What is being asked:
Pull out each line of the data that includes the word "JSON".

__________________________________________________

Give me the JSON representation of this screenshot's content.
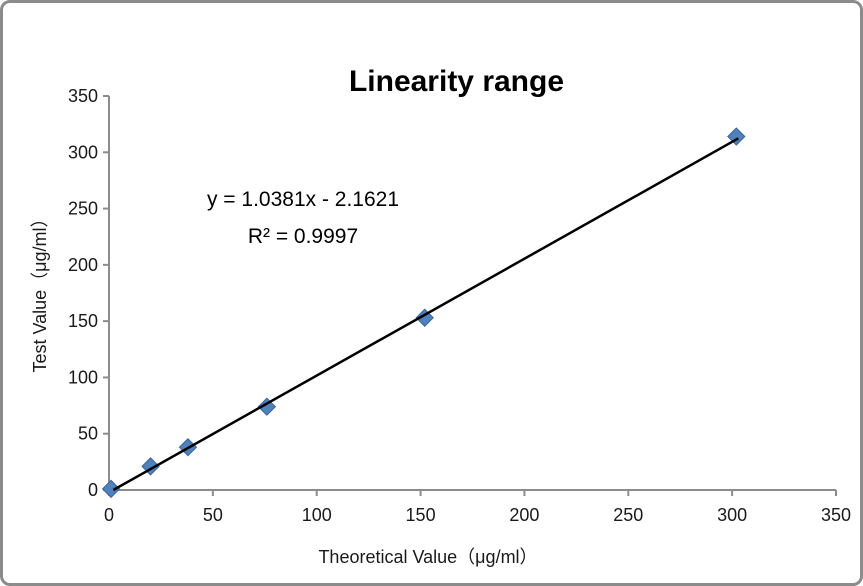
{
  "chart_data": {
    "type": "scatter",
    "title": "Linearity range",
    "xlabel": "Theoretical Value（μg/ml）",
    "ylabel": "Test  Value（μg/ml）",
    "xlim": [
      0,
      350
    ],
    "ylim": [
      0,
      350
    ],
    "xticks": [
      0,
      50,
      100,
      150,
      200,
      250,
      300,
      350
    ],
    "yticks": [
      0,
      50,
      100,
      150,
      200,
      250,
      300,
      350
    ],
    "grid": false,
    "legend": null,
    "points": [
      {
        "x": 1,
        "y": 1
      },
      {
        "x": 20,
        "y": 21
      },
      {
        "x": 38,
        "y": 38
      },
      {
        "x": 76,
        "y": 74
      },
      {
        "x": 152,
        "y": 153
      },
      {
        "x": 302,
        "y": 314
      }
    ],
    "trendline": {
      "equation": "y = 1.0381x - 2.1621",
      "r_squared": "R² = 0.9997",
      "slope": 1.0381,
      "intercept": -2.1621,
      "x_start": 2.1,
      "x_end": 303
    },
    "marker": {
      "shape": "diamond",
      "fill": "#4f81bd",
      "stroke": "#3a6596",
      "size": 17
    },
    "colors": {
      "axis": "#8c8c8c",
      "trendline": "#000000",
      "tick_label": "#1a1a1a",
      "frame_border": "#8b8b8b"
    }
  }
}
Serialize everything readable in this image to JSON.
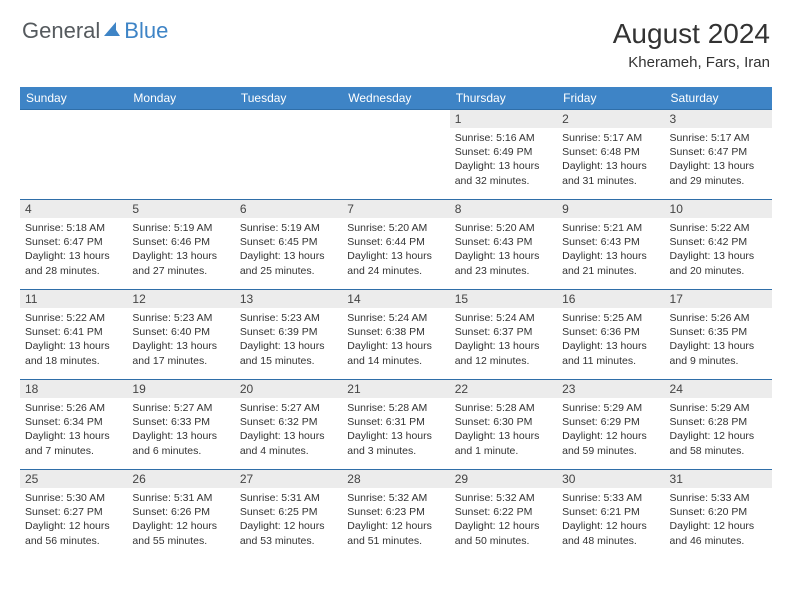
{
  "logo": {
    "text1": "General",
    "text2": "Blue",
    "text1_color": "#5a5f63",
    "text2_color": "#3e84c6",
    "sail_color": "#3e84c6"
  },
  "header": {
    "month_title": "August 2024",
    "location": "Kherameh, Fars, Iran"
  },
  "style": {
    "header_bg": "#3e84c6",
    "header_text": "#ffffff",
    "row_border": "#2f6ea8",
    "daynum_bg": "#ececec",
    "body_text": "#333333",
    "font_daynum": 12,
    "font_info": 10.5
  },
  "day_labels": [
    "Sunday",
    "Monday",
    "Tuesday",
    "Wednesday",
    "Thursday",
    "Friday",
    "Saturday"
  ],
  "labels": {
    "sunrise": "Sunrise:",
    "sunset": "Sunset:",
    "daylight": "Daylight:"
  },
  "weeks": [
    [
      {
        "empty": true
      },
      {
        "empty": true
      },
      {
        "empty": true
      },
      {
        "empty": true
      },
      {
        "n": "1",
        "sr": "5:16 AM",
        "ss": "6:49 PM",
        "dl": "13 hours and 32 minutes."
      },
      {
        "n": "2",
        "sr": "5:17 AM",
        "ss": "6:48 PM",
        "dl": "13 hours and 31 minutes."
      },
      {
        "n": "3",
        "sr": "5:17 AM",
        "ss": "6:47 PM",
        "dl": "13 hours and 29 minutes."
      }
    ],
    [
      {
        "n": "4",
        "sr": "5:18 AM",
        "ss": "6:47 PM",
        "dl": "13 hours and 28 minutes."
      },
      {
        "n": "5",
        "sr": "5:19 AM",
        "ss": "6:46 PM",
        "dl": "13 hours and 27 minutes."
      },
      {
        "n": "6",
        "sr": "5:19 AM",
        "ss": "6:45 PM",
        "dl": "13 hours and 25 minutes."
      },
      {
        "n": "7",
        "sr": "5:20 AM",
        "ss": "6:44 PM",
        "dl": "13 hours and 24 minutes."
      },
      {
        "n": "8",
        "sr": "5:20 AM",
        "ss": "6:43 PM",
        "dl": "13 hours and 23 minutes."
      },
      {
        "n": "9",
        "sr": "5:21 AM",
        "ss": "6:43 PM",
        "dl": "13 hours and 21 minutes."
      },
      {
        "n": "10",
        "sr": "5:22 AM",
        "ss": "6:42 PM",
        "dl": "13 hours and 20 minutes."
      }
    ],
    [
      {
        "n": "11",
        "sr": "5:22 AM",
        "ss": "6:41 PM",
        "dl": "13 hours and 18 minutes."
      },
      {
        "n": "12",
        "sr": "5:23 AM",
        "ss": "6:40 PM",
        "dl": "13 hours and 17 minutes."
      },
      {
        "n": "13",
        "sr": "5:23 AM",
        "ss": "6:39 PM",
        "dl": "13 hours and 15 minutes."
      },
      {
        "n": "14",
        "sr": "5:24 AM",
        "ss": "6:38 PM",
        "dl": "13 hours and 14 minutes."
      },
      {
        "n": "15",
        "sr": "5:24 AM",
        "ss": "6:37 PM",
        "dl": "13 hours and 12 minutes."
      },
      {
        "n": "16",
        "sr": "5:25 AM",
        "ss": "6:36 PM",
        "dl": "13 hours and 11 minutes."
      },
      {
        "n": "17",
        "sr": "5:26 AM",
        "ss": "6:35 PM",
        "dl": "13 hours and 9 minutes."
      }
    ],
    [
      {
        "n": "18",
        "sr": "5:26 AM",
        "ss": "6:34 PM",
        "dl": "13 hours and 7 minutes."
      },
      {
        "n": "19",
        "sr": "5:27 AM",
        "ss": "6:33 PM",
        "dl": "13 hours and 6 minutes."
      },
      {
        "n": "20",
        "sr": "5:27 AM",
        "ss": "6:32 PM",
        "dl": "13 hours and 4 minutes."
      },
      {
        "n": "21",
        "sr": "5:28 AM",
        "ss": "6:31 PM",
        "dl": "13 hours and 3 minutes."
      },
      {
        "n": "22",
        "sr": "5:28 AM",
        "ss": "6:30 PM",
        "dl": "13 hours and 1 minute."
      },
      {
        "n": "23",
        "sr": "5:29 AM",
        "ss": "6:29 PM",
        "dl": "12 hours and 59 minutes."
      },
      {
        "n": "24",
        "sr": "5:29 AM",
        "ss": "6:28 PM",
        "dl": "12 hours and 58 minutes."
      }
    ],
    [
      {
        "n": "25",
        "sr": "5:30 AM",
        "ss": "6:27 PM",
        "dl": "12 hours and 56 minutes."
      },
      {
        "n": "26",
        "sr": "5:31 AM",
        "ss": "6:26 PM",
        "dl": "12 hours and 55 minutes."
      },
      {
        "n": "27",
        "sr": "5:31 AM",
        "ss": "6:25 PM",
        "dl": "12 hours and 53 minutes."
      },
      {
        "n": "28",
        "sr": "5:32 AM",
        "ss": "6:23 PM",
        "dl": "12 hours and 51 minutes."
      },
      {
        "n": "29",
        "sr": "5:32 AM",
        "ss": "6:22 PM",
        "dl": "12 hours and 50 minutes."
      },
      {
        "n": "30",
        "sr": "5:33 AM",
        "ss": "6:21 PM",
        "dl": "12 hours and 48 minutes."
      },
      {
        "n": "31",
        "sr": "5:33 AM",
        "ss": "6:20 PM",
        "dl": "12 hours and 46 minutes."
      }
    ]
  ]
}
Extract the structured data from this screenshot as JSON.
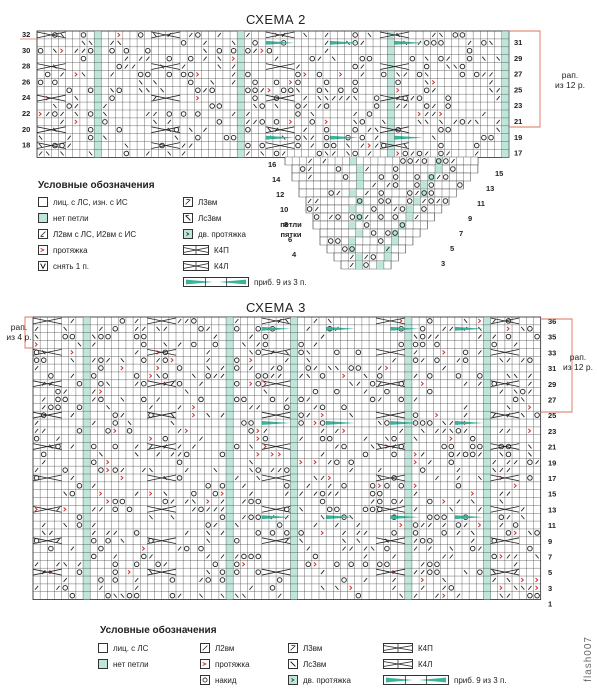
{
  "scheme2": {
    "title": "СХЕМА 2",
    "rows_left": [
      "32",
      "30",
      "28",
      "26",
      "24",
      "22",
      "20",
      "18",
      "16",
      "14",
      "12",
      "10",
      "8",
      "6",
      "4"
    ],
    "rows_right": [
      "31",
      "29",
      "27",
      "25",
      "23",
      "21",
      "19",
      "17",
      "15",
      "13",
      "11",
      "9",
      "7",
      "5",
      "3"
    ],
    "repeat_label": "рап.\nиз 12 р.",
    "loops_label": "петли\nпятки",
    "legend": {
      "title": "Условные обозначения",
      "items": [
        {
          "key": "knit",
          "label": "лиц. с ЛС, изн. с ИС"
        },
        {
          "key": "nostitch",
          "label": "нет петли"
        },
        {
          "key": "l2tog",
          "label": "Л2вм с ЛС, И2вм с ИС"
        },
        {
          "key": "pull",
          "label": "протяжка"
        },
        {
          "key": "slip",
          "label": "снять 1 п."
        },
        {
          "key": "l3tog",
          "label": "Л3вм"
        },
        {
          "key": "lc3tog",
          "label": "Лс3вм"
        },
        {
          "key": "dpull",
          "label": "дв. протяжка"
        },
        {
          "key": "c4r",
          "label": "К4П"
        },
        {
          "key": "c4l",
          "label": "К4Л"
        },
        {
          "key": "inc9",
          "label": "приб. 9 из 3 п."
        }
      ]
    }
  },
  "scheme3": {
    "title": "СХЕМА 3",
    "rows_right": [
      "36",
      "35",
      "33",
      "31",
      "29",
      "27",
      "25",
      "23",
      "21",
      "19",
      "17",
      "15",
      "13",
      "11",
      "9",
      "7",
      "5",
      "3",
      "1"
    ],
    "repeat_left_label": "рап.\nиз 4 р.",
    "repeat_right_label": "рап.\nиз 12 р.",
    "legend": {
      "title": "Условные обозначения",
      "items": [
        {
          "key": "knit",
          "label": "лиц. с ЛС"
        },
        {
          "key": "nostitch",
          "label": "нет петли"
        },
        {
          "key": "yo",
          "label": "накид"
        },
        {
          "key": "l2tog",
          "label": "Л2вм"
        },
        {
          "key": "pull",
          "label": "протяжка"
        },
        {
          "key": "l3tog",
          "label": "Л3вм"
        },
        {
          "key": "lc3tog",
          "label": "Лс3вм"
        },
        {
          "key": "dpull",
          "label": "дв. протяжка"
        },
        {
          "key": "c4r",
          "label": "К4П"
        },
        {
          "key": "c4l",
          "label": "К4Л"
        },
        {
          "key": "inc9",
          "label": "приб. 9 из 3 п."
        }
      ]
    }
  },
  "watermark": "flash007",
  "colors": {
    "grid": "#333333",
    "nostitch": "#bfe6db",
    "accent_teal": "#3bb39a",
    "pull_red": "#cc3333",
    "bracket": "#d9735a"
  }
}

__________________________________________________

Task answer:
Give me the JSON representation of this screenshot's content.
Serialize everything readable in this image to JSON.
Extract the structured data from this screenshot as JSON.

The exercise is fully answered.